Written instruction
Your copy of the material must match it exactly, except that pictures are dropped.

Given data
+--
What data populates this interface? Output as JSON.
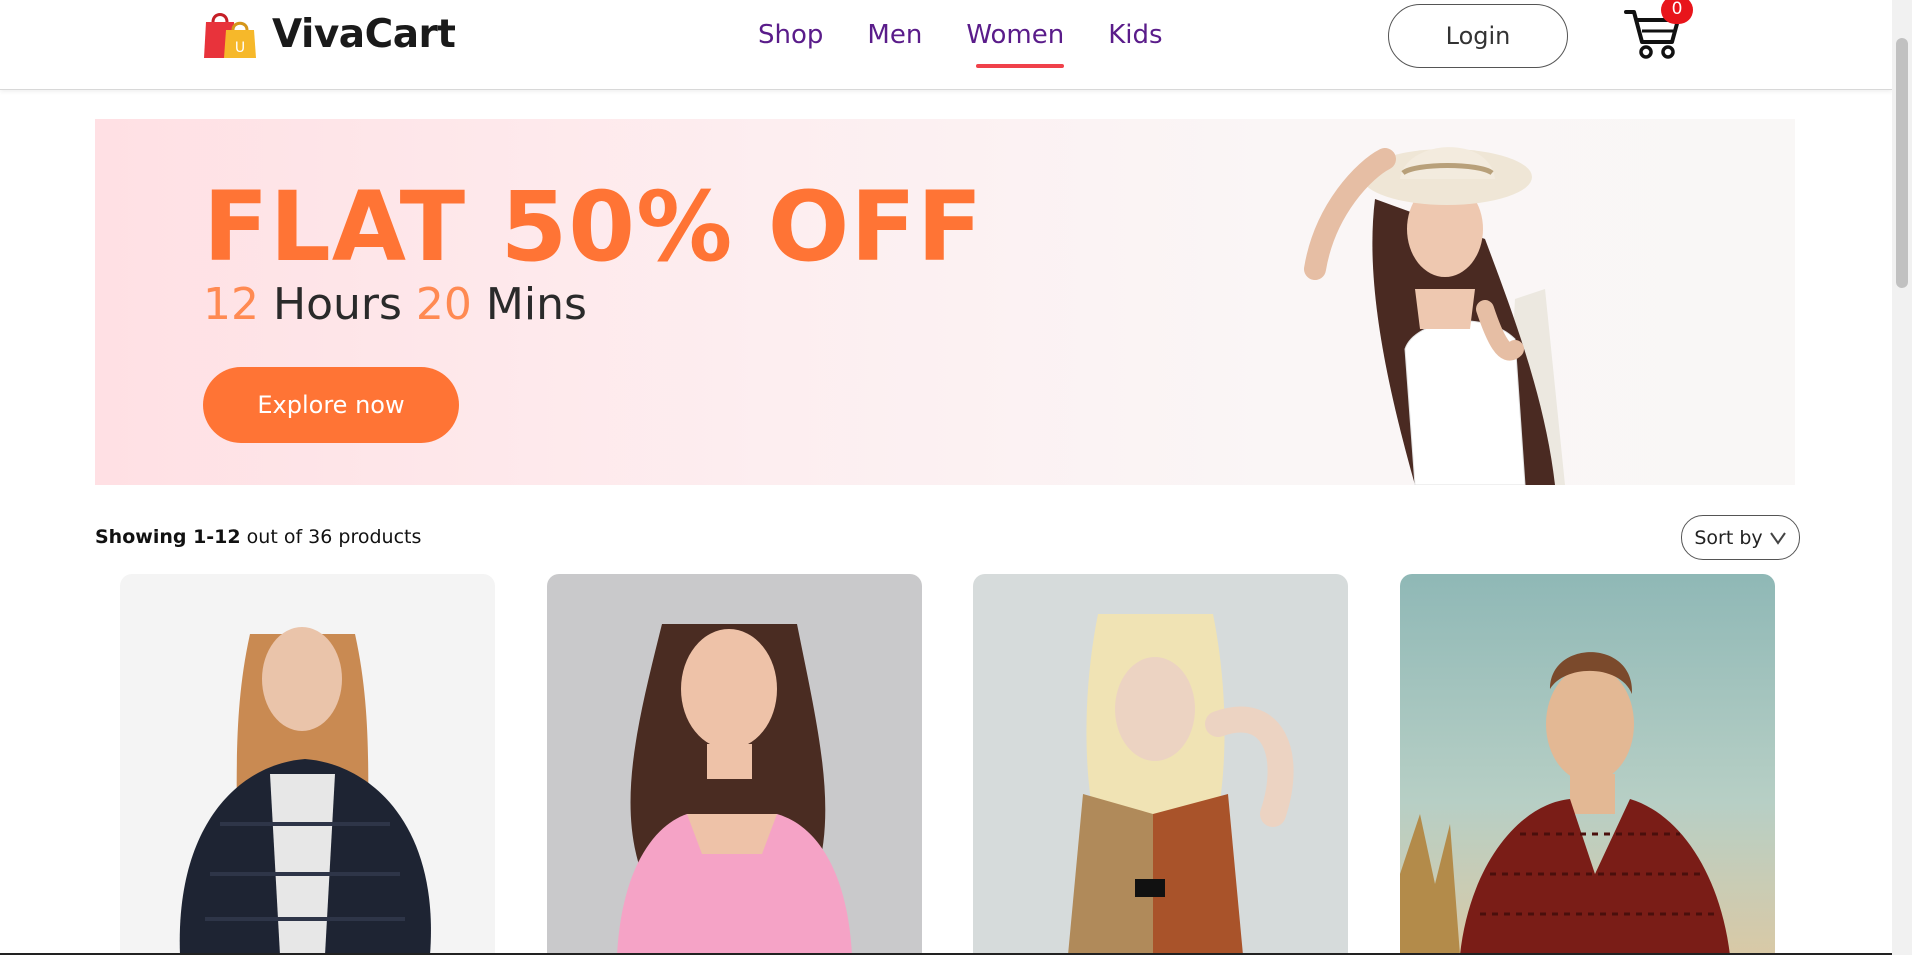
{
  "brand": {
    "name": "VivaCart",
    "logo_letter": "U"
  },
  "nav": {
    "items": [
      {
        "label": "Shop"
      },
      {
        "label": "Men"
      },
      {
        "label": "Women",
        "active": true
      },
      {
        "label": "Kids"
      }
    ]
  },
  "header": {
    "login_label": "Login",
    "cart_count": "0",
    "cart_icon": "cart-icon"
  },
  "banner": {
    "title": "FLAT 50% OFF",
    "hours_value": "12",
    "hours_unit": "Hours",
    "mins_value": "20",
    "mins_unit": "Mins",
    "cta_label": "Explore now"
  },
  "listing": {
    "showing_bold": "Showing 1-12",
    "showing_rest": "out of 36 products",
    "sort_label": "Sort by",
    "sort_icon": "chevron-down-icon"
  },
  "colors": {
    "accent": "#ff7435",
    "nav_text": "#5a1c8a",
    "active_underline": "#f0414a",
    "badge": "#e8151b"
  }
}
+--
Solution below
What data populates this interface? Output as JSON.
{
  "brand": {
    "name": "VivaCart",
    "logo_letter": "U"
  },
  "nav": {
    "items": [
      {
        "label": "Shop"
      },
      {
        "label": "Men"
      },
      {
        "label": "Women",
        "active": true
      },
      {
        "label": "Kids"
      }
    ]
  },
  "header": {
    "login_label": "Login",
    "cart_count": "0",
    "cart_icon": "cart-icon"
  },
  "banner": {
    "title": "FLAT 50% OFF",
    "hours_value": "12",
    "hours_unit": "Hours",
    "mins_value": "20",
    "mins_unit": "Mins",
    "cta_label": "Explore now"
  },
  "listing": {
    "showing_bold": "Showing 1-12",
    "showing_rest": "out of 36 products",
    "sort_label": "Sort by",
    "sort_icon": "chevron-down-icon"
  },
  "colors": {
    "accent": "#ff7435",
    "nav_text": "#5a1c8a",
    "active_underline": "#f0414a",
    "badge": "#e8151b"
  }
}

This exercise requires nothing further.